--- Dataset records ---

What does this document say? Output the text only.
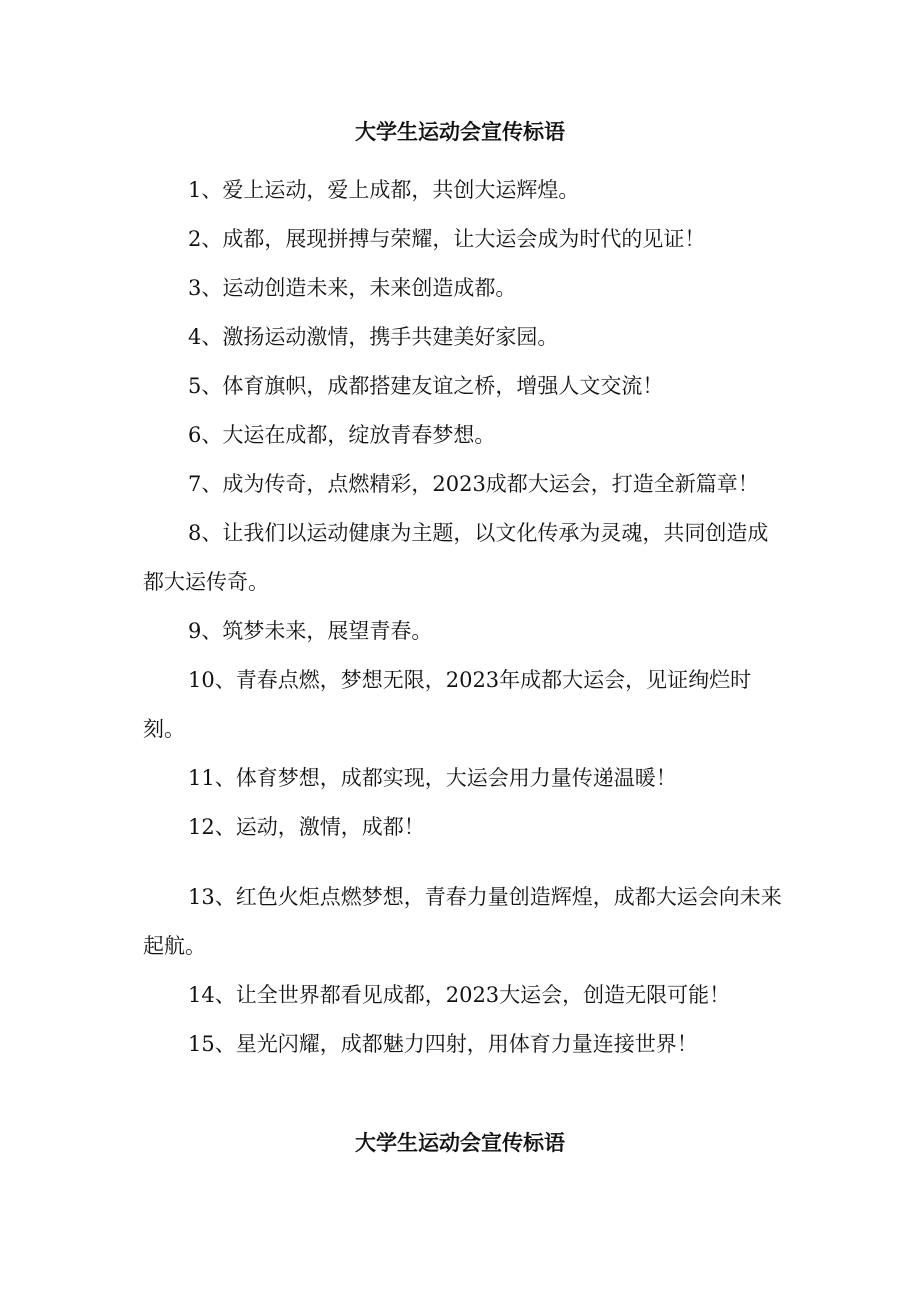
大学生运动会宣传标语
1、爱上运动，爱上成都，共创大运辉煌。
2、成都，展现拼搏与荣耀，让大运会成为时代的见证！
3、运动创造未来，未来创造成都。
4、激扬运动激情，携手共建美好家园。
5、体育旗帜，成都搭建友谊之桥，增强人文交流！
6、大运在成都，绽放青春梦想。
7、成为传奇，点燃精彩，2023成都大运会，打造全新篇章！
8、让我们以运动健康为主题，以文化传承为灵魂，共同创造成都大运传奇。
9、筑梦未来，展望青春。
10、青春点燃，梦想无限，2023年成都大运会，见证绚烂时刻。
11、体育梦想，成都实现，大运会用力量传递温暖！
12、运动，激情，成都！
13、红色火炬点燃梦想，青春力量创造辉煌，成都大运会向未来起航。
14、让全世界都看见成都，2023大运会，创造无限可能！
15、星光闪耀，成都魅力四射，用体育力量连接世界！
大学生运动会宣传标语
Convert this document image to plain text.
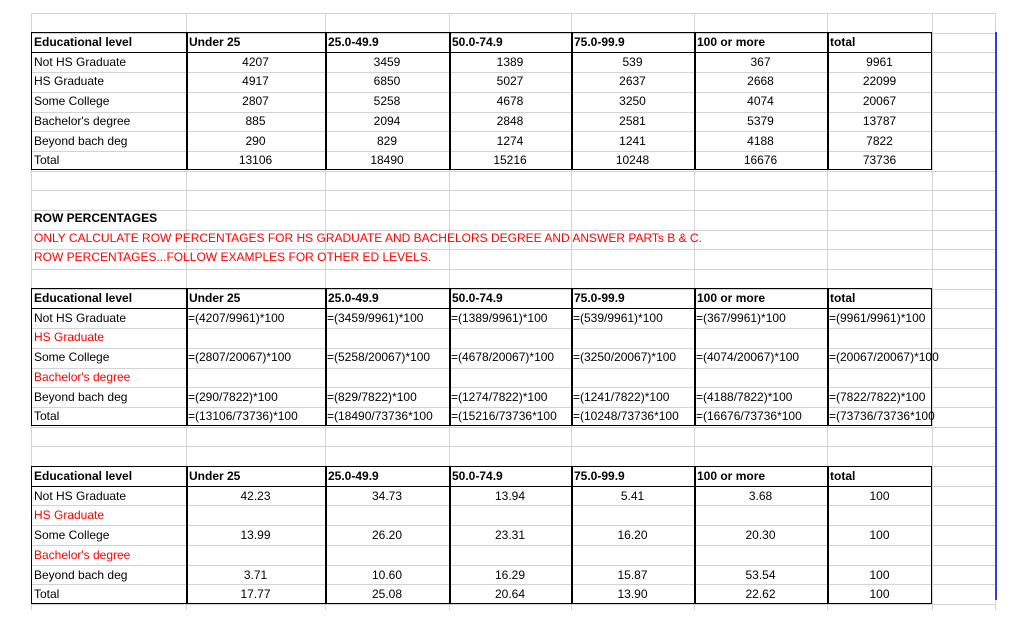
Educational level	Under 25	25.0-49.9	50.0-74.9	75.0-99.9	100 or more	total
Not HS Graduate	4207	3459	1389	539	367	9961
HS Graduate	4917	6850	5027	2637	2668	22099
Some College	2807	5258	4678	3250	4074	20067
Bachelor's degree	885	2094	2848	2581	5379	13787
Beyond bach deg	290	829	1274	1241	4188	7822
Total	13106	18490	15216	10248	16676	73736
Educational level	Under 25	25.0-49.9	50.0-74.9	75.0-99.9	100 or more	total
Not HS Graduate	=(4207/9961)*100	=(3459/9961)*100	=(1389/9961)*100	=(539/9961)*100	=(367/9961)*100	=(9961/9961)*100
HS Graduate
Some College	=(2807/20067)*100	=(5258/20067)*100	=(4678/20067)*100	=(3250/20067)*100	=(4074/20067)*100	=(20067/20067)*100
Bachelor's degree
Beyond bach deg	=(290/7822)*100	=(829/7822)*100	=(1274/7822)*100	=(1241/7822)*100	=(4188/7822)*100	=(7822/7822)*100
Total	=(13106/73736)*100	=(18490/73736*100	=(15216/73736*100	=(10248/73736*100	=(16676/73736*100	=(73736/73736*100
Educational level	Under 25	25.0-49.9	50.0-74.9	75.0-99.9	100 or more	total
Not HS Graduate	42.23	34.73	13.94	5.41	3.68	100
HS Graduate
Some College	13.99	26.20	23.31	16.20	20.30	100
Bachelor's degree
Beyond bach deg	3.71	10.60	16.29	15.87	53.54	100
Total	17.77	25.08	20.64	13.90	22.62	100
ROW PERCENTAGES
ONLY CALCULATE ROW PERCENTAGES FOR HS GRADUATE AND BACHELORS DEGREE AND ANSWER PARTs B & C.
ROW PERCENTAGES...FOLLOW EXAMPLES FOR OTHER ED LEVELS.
--
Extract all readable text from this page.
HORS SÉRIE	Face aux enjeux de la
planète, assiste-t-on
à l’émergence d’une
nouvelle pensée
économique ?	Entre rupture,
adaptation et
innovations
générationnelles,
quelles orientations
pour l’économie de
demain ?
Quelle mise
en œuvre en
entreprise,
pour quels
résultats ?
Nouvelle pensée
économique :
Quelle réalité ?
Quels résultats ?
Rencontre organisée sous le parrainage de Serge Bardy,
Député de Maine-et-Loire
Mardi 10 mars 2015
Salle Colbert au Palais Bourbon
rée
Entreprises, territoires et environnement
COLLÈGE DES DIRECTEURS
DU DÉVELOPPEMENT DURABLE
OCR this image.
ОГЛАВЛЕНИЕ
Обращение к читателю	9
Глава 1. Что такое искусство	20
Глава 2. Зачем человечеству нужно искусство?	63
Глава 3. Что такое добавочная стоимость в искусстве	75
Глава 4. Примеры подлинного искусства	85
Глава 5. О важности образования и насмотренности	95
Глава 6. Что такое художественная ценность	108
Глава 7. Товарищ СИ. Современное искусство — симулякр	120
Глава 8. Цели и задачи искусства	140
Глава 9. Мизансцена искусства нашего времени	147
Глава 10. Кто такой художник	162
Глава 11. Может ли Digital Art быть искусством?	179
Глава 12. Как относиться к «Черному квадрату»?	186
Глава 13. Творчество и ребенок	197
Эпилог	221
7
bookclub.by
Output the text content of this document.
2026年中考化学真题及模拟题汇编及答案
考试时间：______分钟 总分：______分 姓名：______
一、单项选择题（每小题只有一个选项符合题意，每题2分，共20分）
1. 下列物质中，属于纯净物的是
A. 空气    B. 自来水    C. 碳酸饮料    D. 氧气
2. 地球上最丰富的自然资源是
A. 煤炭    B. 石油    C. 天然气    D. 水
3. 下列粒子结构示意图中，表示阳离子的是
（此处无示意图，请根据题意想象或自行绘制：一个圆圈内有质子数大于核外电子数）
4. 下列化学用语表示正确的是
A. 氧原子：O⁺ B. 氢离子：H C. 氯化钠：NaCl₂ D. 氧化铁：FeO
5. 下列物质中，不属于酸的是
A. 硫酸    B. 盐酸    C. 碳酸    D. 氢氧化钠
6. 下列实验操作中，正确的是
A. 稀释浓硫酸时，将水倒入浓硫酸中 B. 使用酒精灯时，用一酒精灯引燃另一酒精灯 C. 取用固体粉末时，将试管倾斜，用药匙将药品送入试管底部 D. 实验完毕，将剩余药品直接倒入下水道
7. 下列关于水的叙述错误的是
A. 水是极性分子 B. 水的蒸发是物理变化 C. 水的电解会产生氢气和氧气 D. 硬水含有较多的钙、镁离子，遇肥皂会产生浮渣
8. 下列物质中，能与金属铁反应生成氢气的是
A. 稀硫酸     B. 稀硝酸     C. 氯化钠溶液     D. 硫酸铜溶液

--- Stated exercise ---
Isolate the lines that hold the word "image" and copy all of them.

--- Correct answer ---
Convert this document image to plain text.
OCR this image.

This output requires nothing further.